----- Records for processing -----

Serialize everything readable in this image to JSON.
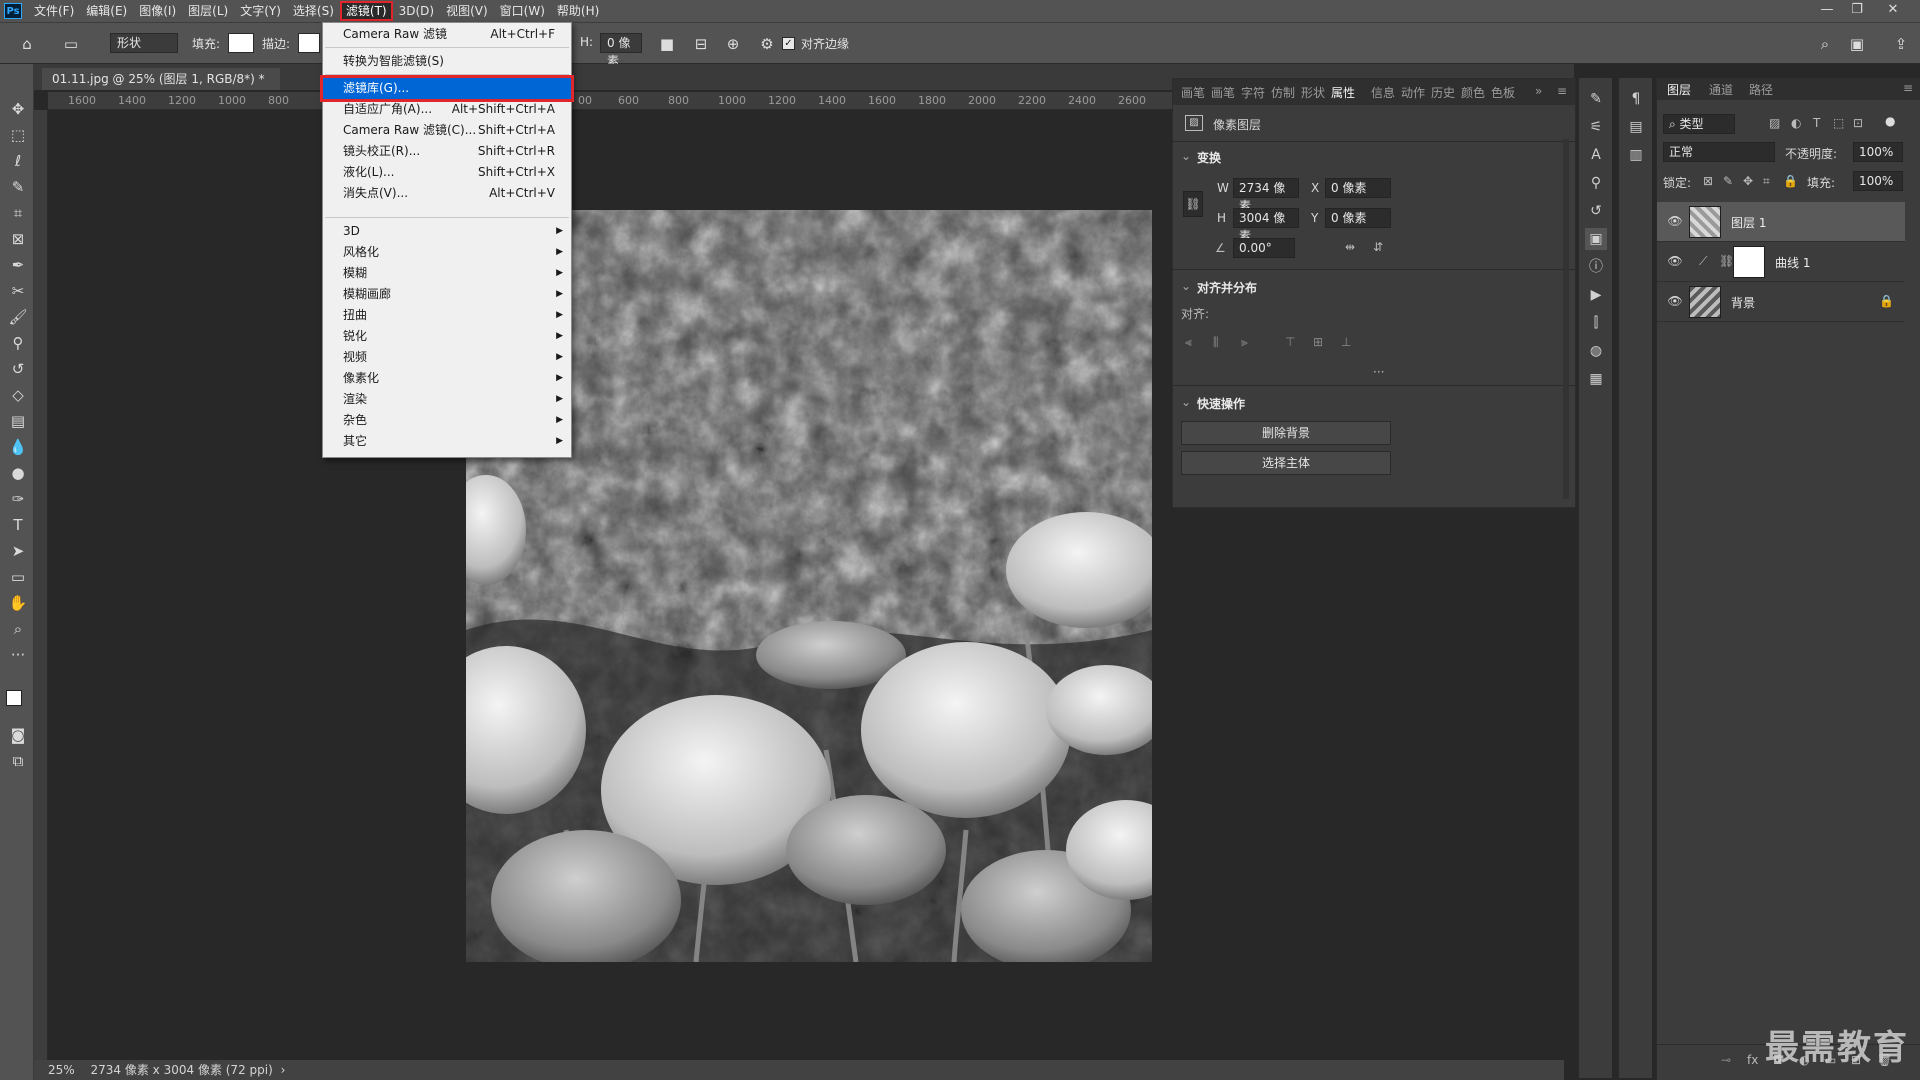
{
  "app": {
    "logo_text": "Ps"
  },
  "menubar": {
    "items": [
      "文件(F)",
      "编辑(E)",
      "图像(I)",
      "图层(L)",
      "文字(Y)",
      "选择(S)",
      "滤镜(T)",
      "3D(D)",
      "视图(V)",
      "窗口(W)",
      "帮助(H)"
    ],
    "active_index": 6
  },
  "window_controls": {
    "minimize": "—",
    "restore": "❐",
    "close": "✕"
  },
  "options_bar": {
    "shape_mode": "形状",
    "fill_label": "填充:",
    "stroke_label": "描边:",
    "h_label": "H:",
    "h_value": "0 像素",
    "align_edges_label": "对齐边缘",
    "align_edges_checked": true
  },
  "document": {
    "tab_title": "01.11.jpg @ 25% (图层 1, RGB/8*) *",
    "tab_close": "×",
    "ruler_left_ticks": [
      "1600",
      "1400",
      "1200",
      "1000",
      "800"
    ],
    "ruler_right_ticks": [
      "00",
      "600",
      "800",
      "1000",
      "1200",
      "1400",
      "1600",
      "1800",
      "2000",
      "2200",
      "2400",
      "2600"
    ]
  },
  "status_bar": {
    "zoom": "25%",
    "doc_info": "2734 像素 x 3004 像素 (72 ppi)",
    "more_arrow": "›"
  },
  "filter_menu": {
    "items": [
      {
        "label": "Camera Raw 滤镜",
        "shortcut": "Alt+Ctrl+F"
      },
      {
        "label": "转换为智能滤镜(S)",
        "shortcut": ""
      },
      {
        "label": "滤镜库(G)...",
        "shortcut": "",
        "highlighted": true
      },
      {
        "label": "自适应广角(A)...",
        "shortcut": "Alt+Shift+Ctrl+A"
      },
      {
        "label": "Camera Raw 滤镜(C)...",
        "shortcut": "Shift+Ctrl+A"
      },
      {
        "label": "镜头校正(R)...",
        "shortcut": "Shift+Ctrl+R"
      },
      {
        "label": "液化(L)...",
        "shortcut": "Shift+Ctrl+X"
      },
      {
        "label": "消失点(V)...",
        "shortcut": "Alt+Ctrl+V"
      }
    ],
    "submenus": [
      "3D",
      "风格化",
      "模糊",
      "模糊画廊",
      "扭曲",
      "锐化",
      "视频",
      "像素化",
      "渲染",
      "杂色",
      "其它"
    ],
    "submenu_arrow": "▶"
  },
  "properties_panel": {
    "tabs": [
      "画笔",
      "画笔",
      "字符",
      "仿制",
      "形状",
      "属性",
      "信息",
      "动作",
      "历史",
      "颜色",
      "色板"
    ],
    "active_tab_index": 5,
    "overflow": "»",
    "menu_icon": "≡",
    "layer_type": "像素图层",
    "transform_title": "变换",
    "w_label": "W",
    "w_value": "2734 像素",
    "x_label": "X",
    "x_value": "0 像素",
    "h_label": "H",
    "h_value": "3004 像素",
    "y_label": "Y",
    "y_value": "0 像素",
    "angle_value": "0.00°",
    "align_title": "对齐并分布",
    "align_label": "对齐:",
    "more": "···",
    "quick_title": "快速操作",
    "remove_bg_button": "删除背景",
    "select_subject_button": "选择主体"
  },
  "layers_panel": {
    "tabs": [
      "图层",
      "通道",
      "路径"
    ],
    "active_tab_index": 0,
    "menu_icon": "≡",
    "filter_kind": "类型",
    "blend_mode": "正常",
    "opacity_label": "不透明度:",
    "opacity_value": "100%",
    "lock_label": "锁定:",
    "fill_label": "填充:",
    "fill_value": "100%",
    "layers": [
      {
        "name": "图层 1",
        "selected": true,
        "visible": true,
        "kind": "pixel"
      },
      {
        "name": "曲线 1",
        "selected": false,
        "visible": true,
        "kind": "adjustment"
      },
      {
        "name": "背景",
        "selected": false,
        "visible": true,
        "kind": "background",
        "locked": true
      }
    ],
    "footer_icons": [
      "link-icon",
      "fx-icon",
      "mask-icon",
      "adjustment-icon",
      "folder-icon",
      "new-layer-icon",
      "trash-icon"
    ],
    "footer_glyphs": [
      "⊸",
      "fx",
      "◘",
      "◐",
      "▭",
      "⊞",
      "🗑"
    ]
  },
  "watermark": {
    "text": "最需教育"
  },
  "colors": {
    "menu_highlight": "#0066d6",
    "red_outline": "#e0262b",
    "panel_bg": "#3c3c3c",
    "bar_bg": "#535353"
  }
}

-----

=== Challenge ===
Repeat the listing above exactly, with no pictures.

=== Full answer ===
Serialize everything readable in this image to JSON.
{
  "app": {
    "logo_text": "Ps"
  },
  "menubar": {
    "items": [
      "文件(F)",
      "编辑(E)",
      "图像(I)",
      "图层(L)",
      "文字(Y)",
      "选择(S)",
      "滤镜(T)",
      "3D(D)",
      "视图(V)",
      "窗口(W)",
      "帮助(H)"
    ],
    "active_index": 6
  },
  "window_controls": {
    "minimize": "—",
    "restore": "❐",
    "close": "✕"
  },
  "options_bar": {
    "shape_mode": "形状",
    "fill_label": "填充:",
    "stroke_label": "描边:",
    "h_label": "H:",
    "h_value": "0 像素",
    "align_edges_label": "对齐边缘",
    "align_edges_checked": true
  },
  "document": {
    "tab_title": "01.11.jpg @ 25% (图层 1, RGB/8*) *",
    "tab_close": "×",
    "ruler_left_ticks": [
      "1600",
      "1400",
      "1200",
      "1000",
      "800"
    ],
    "ruler_right_ticks": [
      "00",
      "600",
      "800",
      "1000",
      "1200",
      "1400",
      "1600",
      "1800",
      "2000",
      "2200",
      "2400",
      "2600"
    ]
  },
  "status_bar": {
    "zoom": "25%",
    "doc_info": "2734 像素 x 3004 像素 (72 ppi)",
    "more_arrow": "›"
  },
  "filter_menu": {
    "items": [
      {
        "label": "Camera Raw 滤镜",
        "shortcut": "Alt+Ctrl+F"
      },
      {
        "label": "转换为智能滤镜(S)",
        "shortcut": ""
      },
      {
        "label": "滤镜库(G)...",
        "shortcut": "",
        "highlighted": true
      },
      {
        "label": "自适应广角(A)...",
        "shortcut": "Alt+Shift+Ctrl+A"
      },
      {
        "label": "Camera Raw 滤镜(C)...",
        "shortcut": "Shift+Ctrl+A"
      },
      {
        "label": "镜头校正(R)...",
        "shortcut": "Shift+Ctrl+R"
      },
      {
        "label": "液化(L)...",
        "shortcut": "Shift+Ctrl+X"
      },
      {
        "label": "消失点(V)...",
        "shortcut": "Alt+Ctrl+V"
      }
    ],
    "submenus": [
      "3D",
      "风格化",
      "模糊",
      "模糊画廊",
      "扭曲",
      "锐化",
      "视频",
      "像素化",
      "渲染",
      "杂色",
      "其它"
    ],
    "submenu_arrow": "▶"
  },
  "properties_panel": {
    "tabs": [
      "画笔",
      "画笔",
      "字符",
      "仿制",
      "形状",
      "属性",
      "信息",
      "动作",
      "历史",
      "颜色",
      "色板"
    ],
    "active_tab_index": 5,
    "overflow": "»",
    "menu_icon": "≡",
    "layer_type": "像素图层",
    "transform_title": "变换",
    "w_label": "W",
    "w_value": "2734 像素",
    "x_label": "X",
    "x_value": "0 像素",
    "h_label": "H",
    "h_value": "3004 像素",
    "y_label": "Y",
    "y_value": "0 像素",
    "angle_value": "0.00°",
    "align_title": "对齐并分布",
    "align_label": "对齐:",
    "more": "···",
    "quick_title": "快速操作",
    "remove_bg_button": "删除背景",
    "select_subject_button": "选择主体"
  },
  "layers_panel": {
    "tabs": [
      "图层",
      "通道",
      "路径"
    ],
    "active_tab_index": 0,
    "menu_icon": "≡",
    "filter_kind": "类型",
    "blend_mode": "正常",
    "opacity_label": "不透明度:",
    "opacity_value": "100%",
    "lock_label": "锁定:",
    "fill_label": "填充:",
    "fill_value": "100%",
    "layers": [
      {
        "name": "图层 1",
        "selected": true,
        "visible": true,
        "kind": "pixel"
      },
      {
        "name": "曲线 1",
        "selected": false,
        "visible": true,
        "kind": "adjustment"
      },
      {
        "name": "背景",
        "selected": false,
        "visible": true,
        "kind": "background",
        "locked": true
      }
    ],
    "footer_icons": [
      "link-icon",
      "fx-icon",
      "mask-icon",
      "adjustment-icon",
      "folder-icon",
      "new-layer-icon",
      "trash-icon"
    ],
    "footer_glyphs": [
      "⊸",
      "fx",
      "◘",
      "◐",
      "▭",
      "⊞",
      "🗑"
    ]
  },
  "watermark": {
    "text": "最需教育"
  },
  "colors": {
    "menu_highlight": "#0066d6",
    "red_outline": "#e0262b",
    "panel_bg": "#3c3c3c",
    "bar_bg": "#535353"
  }
}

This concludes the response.